** Start TASK MATERIAL **

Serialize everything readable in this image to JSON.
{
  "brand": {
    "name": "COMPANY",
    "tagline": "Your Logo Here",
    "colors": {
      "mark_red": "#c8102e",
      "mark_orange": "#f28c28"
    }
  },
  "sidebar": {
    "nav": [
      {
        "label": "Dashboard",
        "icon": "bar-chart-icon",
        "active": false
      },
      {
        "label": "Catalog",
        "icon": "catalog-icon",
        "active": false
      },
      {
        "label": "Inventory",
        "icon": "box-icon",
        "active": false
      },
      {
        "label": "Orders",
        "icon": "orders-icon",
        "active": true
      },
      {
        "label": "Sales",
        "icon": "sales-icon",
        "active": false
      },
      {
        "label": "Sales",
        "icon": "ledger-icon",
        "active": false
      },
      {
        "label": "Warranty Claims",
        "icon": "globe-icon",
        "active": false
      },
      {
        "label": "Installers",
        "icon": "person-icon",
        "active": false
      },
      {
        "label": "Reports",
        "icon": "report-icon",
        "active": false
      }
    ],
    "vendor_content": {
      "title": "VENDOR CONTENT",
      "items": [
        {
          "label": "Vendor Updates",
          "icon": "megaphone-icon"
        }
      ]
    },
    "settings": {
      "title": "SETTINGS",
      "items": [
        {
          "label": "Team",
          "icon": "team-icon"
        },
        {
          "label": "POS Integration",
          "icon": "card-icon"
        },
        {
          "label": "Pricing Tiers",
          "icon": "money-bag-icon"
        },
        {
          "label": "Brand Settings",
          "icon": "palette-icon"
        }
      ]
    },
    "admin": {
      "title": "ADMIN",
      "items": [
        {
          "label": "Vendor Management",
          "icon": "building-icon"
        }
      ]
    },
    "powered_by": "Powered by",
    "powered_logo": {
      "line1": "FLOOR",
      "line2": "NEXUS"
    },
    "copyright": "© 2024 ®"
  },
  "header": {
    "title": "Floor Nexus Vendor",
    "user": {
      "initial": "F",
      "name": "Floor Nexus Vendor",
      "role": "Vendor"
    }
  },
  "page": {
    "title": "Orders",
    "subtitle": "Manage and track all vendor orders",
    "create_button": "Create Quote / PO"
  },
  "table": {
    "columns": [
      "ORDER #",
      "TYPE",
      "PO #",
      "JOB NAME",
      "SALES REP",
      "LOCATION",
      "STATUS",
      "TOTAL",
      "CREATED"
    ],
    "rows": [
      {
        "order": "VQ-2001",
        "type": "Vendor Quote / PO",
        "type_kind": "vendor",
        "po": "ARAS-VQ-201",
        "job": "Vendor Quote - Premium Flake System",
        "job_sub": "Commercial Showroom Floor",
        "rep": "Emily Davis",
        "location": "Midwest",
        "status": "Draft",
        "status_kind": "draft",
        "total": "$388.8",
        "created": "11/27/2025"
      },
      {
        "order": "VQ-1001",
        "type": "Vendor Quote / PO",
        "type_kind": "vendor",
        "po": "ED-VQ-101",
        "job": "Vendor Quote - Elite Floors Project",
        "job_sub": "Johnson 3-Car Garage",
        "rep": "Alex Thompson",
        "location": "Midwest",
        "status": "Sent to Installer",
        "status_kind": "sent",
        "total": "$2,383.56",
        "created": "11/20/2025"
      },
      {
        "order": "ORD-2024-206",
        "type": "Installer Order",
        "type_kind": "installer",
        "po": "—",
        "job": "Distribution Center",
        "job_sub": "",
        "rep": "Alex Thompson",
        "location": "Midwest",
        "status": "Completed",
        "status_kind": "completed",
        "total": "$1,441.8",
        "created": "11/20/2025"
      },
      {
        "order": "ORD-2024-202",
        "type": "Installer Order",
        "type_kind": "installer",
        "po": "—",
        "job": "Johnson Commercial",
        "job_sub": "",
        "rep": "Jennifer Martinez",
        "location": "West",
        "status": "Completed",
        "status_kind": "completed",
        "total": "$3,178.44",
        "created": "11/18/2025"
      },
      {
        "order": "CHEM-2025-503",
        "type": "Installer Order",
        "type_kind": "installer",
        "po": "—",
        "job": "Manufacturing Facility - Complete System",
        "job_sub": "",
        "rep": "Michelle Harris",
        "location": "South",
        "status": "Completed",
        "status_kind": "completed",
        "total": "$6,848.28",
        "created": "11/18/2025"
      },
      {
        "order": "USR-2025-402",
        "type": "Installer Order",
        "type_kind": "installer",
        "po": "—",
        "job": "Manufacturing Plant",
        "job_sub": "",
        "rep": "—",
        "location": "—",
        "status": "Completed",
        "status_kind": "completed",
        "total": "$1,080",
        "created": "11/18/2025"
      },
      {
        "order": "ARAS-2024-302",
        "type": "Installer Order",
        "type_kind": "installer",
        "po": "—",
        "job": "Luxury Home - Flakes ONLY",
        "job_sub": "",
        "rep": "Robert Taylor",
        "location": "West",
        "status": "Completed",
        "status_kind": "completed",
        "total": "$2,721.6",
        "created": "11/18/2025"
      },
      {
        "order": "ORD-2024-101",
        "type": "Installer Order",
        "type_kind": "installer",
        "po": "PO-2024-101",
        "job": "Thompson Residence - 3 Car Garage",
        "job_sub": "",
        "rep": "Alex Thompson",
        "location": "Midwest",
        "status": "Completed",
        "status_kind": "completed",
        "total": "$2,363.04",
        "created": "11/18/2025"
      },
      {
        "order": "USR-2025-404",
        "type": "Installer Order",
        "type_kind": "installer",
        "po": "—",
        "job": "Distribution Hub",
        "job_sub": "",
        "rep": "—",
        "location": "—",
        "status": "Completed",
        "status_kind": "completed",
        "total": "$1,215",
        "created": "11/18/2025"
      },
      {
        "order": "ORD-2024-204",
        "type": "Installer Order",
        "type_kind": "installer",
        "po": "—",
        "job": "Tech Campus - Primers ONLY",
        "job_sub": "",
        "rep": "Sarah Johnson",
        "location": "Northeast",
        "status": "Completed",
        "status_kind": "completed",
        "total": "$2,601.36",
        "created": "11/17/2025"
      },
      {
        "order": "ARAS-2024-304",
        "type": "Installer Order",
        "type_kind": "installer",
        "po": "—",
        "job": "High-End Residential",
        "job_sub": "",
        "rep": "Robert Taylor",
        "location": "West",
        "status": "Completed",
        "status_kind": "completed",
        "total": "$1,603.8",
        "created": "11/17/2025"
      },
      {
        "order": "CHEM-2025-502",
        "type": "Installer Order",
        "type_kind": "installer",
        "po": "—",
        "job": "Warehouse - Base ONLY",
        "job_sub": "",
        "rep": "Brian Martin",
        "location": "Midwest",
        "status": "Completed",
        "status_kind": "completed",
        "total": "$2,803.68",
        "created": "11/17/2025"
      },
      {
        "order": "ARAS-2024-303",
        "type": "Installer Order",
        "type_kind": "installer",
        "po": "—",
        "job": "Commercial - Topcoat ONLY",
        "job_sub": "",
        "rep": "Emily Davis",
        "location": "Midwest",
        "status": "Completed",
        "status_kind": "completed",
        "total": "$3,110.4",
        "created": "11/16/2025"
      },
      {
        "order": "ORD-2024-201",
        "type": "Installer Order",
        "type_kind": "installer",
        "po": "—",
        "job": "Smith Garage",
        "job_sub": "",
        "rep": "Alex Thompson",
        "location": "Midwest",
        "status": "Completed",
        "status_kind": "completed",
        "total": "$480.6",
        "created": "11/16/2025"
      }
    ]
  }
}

** End TASK MATERIAL **

WHAT IS NEEDED
Only lines with the string "Quote" belong in your answer; copy each one.

TASK RESPONSE
    "create_button": "Create Quote / PO"
        "type": "Vendor Quote / PO",
        "job": "Vendor Quote - Premium Flake System",
        "type": "Vendor Quote / PO",
        "job": "Vendor Quote - Elite Floors Project",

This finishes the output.